Task:
Turn everything from the start of the records down to the line containing "body-text bbox=[136, 92, 740, 970]" into a numbered list, leaving out any blank lines.
● ● ● ●
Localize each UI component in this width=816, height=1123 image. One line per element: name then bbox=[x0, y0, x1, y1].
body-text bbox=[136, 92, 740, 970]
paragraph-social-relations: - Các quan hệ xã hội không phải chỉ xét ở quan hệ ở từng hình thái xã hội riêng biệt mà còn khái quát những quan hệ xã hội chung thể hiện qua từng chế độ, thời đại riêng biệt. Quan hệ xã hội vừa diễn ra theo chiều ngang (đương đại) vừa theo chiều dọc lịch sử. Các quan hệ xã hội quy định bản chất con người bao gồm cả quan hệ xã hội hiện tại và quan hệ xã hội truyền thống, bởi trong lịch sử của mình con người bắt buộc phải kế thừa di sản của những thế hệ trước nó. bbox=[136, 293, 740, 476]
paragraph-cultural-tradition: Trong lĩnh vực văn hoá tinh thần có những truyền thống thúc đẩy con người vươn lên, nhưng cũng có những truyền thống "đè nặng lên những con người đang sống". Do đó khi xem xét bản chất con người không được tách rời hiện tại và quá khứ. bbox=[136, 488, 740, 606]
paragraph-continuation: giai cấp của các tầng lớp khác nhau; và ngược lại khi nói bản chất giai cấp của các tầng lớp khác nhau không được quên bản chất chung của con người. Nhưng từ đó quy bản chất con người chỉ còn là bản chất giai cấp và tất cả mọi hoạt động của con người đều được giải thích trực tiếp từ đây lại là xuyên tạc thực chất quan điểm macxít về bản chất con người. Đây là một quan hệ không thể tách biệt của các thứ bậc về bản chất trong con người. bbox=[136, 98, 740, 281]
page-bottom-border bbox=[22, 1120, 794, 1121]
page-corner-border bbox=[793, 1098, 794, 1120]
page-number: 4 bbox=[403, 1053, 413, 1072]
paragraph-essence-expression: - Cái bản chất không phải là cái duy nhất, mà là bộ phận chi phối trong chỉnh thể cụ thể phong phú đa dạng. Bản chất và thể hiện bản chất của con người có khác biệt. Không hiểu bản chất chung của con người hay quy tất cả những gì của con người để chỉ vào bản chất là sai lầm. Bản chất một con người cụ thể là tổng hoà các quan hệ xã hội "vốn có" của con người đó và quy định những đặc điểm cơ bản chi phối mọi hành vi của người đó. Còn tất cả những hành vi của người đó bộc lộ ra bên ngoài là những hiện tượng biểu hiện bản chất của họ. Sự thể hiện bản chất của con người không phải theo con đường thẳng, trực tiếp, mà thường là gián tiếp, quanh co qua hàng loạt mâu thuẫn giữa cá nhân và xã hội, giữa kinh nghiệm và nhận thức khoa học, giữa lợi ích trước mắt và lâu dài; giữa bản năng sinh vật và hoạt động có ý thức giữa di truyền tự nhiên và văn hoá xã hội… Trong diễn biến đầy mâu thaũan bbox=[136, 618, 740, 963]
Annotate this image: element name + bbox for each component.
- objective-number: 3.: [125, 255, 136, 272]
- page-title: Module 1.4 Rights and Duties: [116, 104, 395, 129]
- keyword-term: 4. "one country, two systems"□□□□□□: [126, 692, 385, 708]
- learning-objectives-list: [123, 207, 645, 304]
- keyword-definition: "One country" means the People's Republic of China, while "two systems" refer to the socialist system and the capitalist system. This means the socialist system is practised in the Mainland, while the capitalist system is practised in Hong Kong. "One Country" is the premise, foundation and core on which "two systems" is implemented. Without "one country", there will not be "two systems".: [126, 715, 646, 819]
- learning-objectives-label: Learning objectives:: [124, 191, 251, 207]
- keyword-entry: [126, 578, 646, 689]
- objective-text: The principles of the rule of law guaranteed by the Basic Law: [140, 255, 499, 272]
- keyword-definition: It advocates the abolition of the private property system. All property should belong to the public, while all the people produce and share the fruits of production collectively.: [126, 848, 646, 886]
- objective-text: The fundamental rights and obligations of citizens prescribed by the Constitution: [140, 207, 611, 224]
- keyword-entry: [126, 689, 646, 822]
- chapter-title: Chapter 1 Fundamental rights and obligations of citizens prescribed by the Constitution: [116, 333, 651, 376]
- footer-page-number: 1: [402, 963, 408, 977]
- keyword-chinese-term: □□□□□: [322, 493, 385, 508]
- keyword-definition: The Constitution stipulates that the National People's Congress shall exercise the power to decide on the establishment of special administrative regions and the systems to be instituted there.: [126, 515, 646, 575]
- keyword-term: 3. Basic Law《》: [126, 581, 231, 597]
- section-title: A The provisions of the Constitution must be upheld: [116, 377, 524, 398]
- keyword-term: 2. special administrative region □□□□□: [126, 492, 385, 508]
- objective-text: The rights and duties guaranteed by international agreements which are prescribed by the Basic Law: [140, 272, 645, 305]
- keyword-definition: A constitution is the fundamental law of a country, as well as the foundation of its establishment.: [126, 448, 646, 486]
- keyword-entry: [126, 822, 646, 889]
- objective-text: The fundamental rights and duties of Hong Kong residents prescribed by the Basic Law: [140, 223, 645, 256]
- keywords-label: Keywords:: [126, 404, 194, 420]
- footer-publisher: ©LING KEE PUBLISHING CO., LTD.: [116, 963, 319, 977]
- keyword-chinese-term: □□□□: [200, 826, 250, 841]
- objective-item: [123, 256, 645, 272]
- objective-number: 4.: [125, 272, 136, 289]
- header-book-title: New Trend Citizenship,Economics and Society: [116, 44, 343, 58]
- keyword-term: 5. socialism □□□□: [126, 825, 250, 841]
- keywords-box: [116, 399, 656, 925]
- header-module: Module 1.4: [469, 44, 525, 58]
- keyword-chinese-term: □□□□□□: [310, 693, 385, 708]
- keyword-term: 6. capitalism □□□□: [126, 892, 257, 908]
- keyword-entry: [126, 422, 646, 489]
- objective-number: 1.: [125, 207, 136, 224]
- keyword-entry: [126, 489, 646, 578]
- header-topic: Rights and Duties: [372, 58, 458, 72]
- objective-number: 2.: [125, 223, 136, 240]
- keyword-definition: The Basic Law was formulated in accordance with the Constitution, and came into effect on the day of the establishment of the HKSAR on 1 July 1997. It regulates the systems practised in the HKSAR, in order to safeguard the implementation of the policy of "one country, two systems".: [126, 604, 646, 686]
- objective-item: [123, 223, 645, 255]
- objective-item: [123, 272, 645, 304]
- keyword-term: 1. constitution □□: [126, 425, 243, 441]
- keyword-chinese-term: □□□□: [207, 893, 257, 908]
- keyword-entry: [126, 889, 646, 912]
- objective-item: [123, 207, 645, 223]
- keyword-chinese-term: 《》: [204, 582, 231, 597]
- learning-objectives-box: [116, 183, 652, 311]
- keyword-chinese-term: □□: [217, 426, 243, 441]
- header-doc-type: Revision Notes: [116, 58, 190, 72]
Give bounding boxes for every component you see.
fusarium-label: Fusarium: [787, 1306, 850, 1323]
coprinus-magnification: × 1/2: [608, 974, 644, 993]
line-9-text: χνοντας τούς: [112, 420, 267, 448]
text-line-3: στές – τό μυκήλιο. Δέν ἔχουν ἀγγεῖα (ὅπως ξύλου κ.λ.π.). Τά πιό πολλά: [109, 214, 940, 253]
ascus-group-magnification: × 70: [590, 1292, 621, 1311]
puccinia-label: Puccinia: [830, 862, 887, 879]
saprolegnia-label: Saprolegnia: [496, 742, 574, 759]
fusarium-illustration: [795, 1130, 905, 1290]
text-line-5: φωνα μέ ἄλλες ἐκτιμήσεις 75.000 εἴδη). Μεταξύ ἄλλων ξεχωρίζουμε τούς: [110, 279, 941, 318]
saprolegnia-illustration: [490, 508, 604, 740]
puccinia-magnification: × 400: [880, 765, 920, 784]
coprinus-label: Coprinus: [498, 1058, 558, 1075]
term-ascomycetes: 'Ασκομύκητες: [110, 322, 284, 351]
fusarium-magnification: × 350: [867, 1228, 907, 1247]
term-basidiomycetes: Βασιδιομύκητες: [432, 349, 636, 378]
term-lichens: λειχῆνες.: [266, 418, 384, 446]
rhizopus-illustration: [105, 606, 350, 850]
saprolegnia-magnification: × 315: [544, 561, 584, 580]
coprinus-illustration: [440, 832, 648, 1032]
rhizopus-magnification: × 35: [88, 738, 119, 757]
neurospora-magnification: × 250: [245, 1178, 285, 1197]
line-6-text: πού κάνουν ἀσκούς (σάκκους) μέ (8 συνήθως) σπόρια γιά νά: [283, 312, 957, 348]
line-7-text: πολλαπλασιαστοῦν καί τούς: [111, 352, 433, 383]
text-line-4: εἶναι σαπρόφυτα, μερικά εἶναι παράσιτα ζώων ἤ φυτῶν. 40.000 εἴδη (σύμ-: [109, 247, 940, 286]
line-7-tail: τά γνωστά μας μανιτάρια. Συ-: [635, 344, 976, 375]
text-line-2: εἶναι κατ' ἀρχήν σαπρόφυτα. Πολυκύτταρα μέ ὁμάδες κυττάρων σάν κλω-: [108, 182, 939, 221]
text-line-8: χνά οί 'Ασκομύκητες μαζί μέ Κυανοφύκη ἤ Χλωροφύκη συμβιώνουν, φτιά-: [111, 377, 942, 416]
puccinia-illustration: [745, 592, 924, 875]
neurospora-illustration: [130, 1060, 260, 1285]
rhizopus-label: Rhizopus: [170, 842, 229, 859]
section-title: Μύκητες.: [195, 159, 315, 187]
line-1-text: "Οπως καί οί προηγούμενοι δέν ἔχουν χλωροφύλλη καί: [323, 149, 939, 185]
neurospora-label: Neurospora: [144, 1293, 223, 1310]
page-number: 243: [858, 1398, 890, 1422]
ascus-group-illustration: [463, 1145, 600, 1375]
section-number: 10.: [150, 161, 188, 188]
● ● ● ●
Solution to this exercise:
1. Localize each UI component in this width=816, height=1123 image. One line per element: name then bbox=[x0, y0, x1, y1].
2. body-text bbox=[136, 92, 740, 970]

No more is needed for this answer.